◆ Goal
Wherever the word "this" shows up in a line, please copy that line.

-- Start of Data supplied --

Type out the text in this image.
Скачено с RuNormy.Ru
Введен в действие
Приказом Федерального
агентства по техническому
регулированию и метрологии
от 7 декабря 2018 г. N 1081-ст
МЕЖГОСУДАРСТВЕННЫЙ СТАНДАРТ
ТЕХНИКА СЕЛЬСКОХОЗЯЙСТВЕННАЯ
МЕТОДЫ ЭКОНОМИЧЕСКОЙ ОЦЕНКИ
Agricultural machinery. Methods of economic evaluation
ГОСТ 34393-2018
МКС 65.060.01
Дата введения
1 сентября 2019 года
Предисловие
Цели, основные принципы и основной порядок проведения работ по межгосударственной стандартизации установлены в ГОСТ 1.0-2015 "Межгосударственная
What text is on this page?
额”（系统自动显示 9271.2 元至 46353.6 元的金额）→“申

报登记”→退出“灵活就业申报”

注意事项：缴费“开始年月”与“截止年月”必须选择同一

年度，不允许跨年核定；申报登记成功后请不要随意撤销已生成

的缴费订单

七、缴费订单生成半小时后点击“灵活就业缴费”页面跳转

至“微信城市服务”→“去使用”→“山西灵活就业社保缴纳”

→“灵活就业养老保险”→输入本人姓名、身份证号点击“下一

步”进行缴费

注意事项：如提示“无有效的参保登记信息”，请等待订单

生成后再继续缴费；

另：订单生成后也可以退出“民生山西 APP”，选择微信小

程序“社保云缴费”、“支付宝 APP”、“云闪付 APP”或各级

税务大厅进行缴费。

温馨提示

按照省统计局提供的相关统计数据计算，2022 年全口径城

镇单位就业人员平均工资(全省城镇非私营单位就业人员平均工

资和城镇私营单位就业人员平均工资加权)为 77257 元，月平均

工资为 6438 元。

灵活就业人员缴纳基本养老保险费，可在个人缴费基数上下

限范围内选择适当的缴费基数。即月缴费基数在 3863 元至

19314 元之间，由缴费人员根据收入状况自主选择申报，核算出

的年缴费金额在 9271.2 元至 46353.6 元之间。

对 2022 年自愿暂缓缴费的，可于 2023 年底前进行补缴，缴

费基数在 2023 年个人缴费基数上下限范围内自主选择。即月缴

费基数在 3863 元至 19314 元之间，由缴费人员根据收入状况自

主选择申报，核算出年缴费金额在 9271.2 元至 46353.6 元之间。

-- End of Data supplied --

◆ Task output
Type out the text in this image.
What text is on this page?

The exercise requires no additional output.